(TASK DESCRIPTION): Look for "JSON" in each line of the entries, and return the matching lines.

***** DATA SUPPLIED *****

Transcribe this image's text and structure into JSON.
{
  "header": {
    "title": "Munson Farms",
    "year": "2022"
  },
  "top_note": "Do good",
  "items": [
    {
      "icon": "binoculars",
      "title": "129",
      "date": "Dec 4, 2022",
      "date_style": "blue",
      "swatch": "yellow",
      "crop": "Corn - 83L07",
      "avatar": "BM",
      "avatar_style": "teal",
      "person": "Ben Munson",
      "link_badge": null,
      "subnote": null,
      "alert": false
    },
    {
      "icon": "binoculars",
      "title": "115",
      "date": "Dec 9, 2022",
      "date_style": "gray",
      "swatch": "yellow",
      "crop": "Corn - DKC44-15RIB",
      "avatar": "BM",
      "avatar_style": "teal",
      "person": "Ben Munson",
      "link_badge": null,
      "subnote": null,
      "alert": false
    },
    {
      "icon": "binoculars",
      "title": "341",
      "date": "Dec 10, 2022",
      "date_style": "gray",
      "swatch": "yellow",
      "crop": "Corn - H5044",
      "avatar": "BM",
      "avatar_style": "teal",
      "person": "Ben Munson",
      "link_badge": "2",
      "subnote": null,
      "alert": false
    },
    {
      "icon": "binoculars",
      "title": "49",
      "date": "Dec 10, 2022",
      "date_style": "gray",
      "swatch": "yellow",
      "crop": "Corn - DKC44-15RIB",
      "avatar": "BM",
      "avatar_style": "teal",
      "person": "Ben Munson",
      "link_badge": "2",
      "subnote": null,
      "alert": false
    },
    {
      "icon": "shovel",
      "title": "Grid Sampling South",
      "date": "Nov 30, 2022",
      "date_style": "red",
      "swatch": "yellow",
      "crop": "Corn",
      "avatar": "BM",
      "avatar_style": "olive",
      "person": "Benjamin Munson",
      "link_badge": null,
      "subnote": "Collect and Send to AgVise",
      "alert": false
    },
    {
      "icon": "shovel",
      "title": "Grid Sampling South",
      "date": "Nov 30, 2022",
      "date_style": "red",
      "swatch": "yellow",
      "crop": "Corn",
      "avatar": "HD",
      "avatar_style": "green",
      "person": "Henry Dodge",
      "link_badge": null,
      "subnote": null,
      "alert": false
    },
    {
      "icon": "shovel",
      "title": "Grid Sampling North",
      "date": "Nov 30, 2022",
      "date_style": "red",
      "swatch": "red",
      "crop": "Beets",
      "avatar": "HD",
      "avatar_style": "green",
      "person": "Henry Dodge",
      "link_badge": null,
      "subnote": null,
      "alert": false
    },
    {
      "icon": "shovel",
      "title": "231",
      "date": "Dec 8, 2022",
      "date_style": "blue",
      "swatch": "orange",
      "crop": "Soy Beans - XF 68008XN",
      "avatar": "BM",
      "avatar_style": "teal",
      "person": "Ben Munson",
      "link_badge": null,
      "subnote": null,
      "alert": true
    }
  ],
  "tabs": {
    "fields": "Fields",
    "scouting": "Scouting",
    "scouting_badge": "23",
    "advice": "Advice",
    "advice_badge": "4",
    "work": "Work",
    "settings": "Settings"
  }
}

*****
***** DATA SUPPLIED *****

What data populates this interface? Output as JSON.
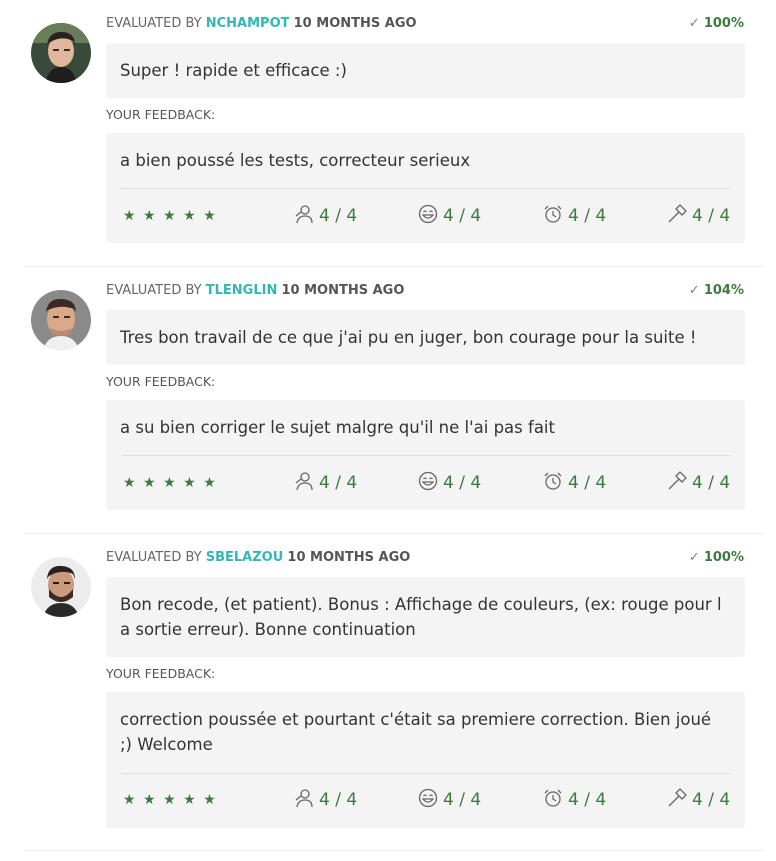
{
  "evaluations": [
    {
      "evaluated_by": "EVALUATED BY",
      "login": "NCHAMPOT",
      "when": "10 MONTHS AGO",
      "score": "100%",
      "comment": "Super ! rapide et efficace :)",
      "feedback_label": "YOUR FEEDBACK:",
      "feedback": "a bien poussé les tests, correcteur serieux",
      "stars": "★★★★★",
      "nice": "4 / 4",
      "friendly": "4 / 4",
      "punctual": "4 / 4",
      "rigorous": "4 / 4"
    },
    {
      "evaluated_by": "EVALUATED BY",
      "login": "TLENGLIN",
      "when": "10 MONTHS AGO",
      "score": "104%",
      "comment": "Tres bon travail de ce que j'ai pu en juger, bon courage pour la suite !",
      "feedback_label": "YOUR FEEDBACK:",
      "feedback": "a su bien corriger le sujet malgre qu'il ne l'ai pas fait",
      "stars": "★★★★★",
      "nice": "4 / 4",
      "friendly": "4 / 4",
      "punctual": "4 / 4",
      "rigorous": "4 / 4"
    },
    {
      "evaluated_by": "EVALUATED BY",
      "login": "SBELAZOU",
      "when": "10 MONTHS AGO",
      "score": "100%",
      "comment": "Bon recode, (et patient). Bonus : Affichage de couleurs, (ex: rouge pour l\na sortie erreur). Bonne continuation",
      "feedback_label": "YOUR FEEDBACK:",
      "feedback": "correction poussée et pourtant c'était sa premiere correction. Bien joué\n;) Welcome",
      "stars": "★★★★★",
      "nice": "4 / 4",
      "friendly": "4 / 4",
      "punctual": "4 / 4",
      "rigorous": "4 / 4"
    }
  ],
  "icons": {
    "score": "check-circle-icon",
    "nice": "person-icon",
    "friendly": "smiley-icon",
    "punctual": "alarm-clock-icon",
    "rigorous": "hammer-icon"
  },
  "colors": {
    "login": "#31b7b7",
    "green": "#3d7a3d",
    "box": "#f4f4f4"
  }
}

*****
***** DATA SUPPLIED *****

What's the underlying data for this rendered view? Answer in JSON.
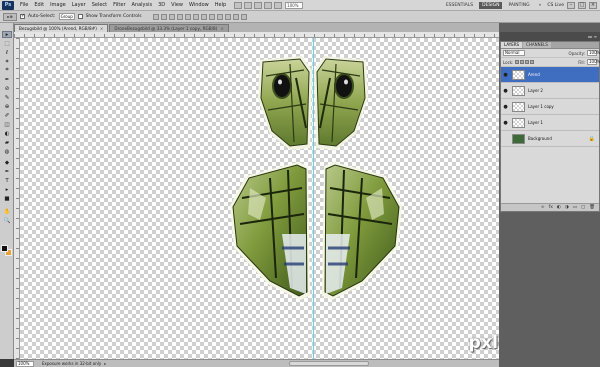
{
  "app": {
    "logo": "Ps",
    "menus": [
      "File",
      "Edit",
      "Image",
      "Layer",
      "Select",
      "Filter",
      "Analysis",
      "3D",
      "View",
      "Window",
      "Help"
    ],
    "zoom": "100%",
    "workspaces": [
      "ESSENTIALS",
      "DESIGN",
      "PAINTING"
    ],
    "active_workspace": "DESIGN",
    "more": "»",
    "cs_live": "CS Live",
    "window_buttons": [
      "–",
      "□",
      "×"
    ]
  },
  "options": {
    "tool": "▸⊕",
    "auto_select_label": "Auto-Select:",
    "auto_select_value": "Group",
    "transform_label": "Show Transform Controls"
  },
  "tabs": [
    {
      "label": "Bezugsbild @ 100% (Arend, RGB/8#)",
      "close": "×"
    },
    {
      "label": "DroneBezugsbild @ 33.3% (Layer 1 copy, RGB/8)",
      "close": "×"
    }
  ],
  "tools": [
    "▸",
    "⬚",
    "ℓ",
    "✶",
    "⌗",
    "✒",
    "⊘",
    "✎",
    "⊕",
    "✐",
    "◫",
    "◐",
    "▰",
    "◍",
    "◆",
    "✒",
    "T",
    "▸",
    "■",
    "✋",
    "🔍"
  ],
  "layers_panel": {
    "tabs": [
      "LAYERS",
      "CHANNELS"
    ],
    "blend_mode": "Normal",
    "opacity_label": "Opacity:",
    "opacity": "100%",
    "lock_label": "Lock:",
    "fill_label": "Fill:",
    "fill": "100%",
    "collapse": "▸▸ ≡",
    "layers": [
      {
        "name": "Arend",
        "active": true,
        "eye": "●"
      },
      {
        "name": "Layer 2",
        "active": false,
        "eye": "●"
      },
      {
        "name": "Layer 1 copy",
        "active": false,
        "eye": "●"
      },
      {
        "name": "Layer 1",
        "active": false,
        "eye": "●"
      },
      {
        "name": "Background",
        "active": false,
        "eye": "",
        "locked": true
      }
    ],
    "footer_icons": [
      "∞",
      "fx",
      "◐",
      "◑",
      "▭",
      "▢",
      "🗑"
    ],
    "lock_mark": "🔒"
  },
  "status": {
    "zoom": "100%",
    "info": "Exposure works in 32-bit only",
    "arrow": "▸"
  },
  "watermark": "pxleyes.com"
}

*****

(COMPLETE OUTPUT):
Transcribe this image's text and structure into JSON.
What data populates this interface? Output as JSON.
What's the underlying data for this rendered view? Answer in JSON.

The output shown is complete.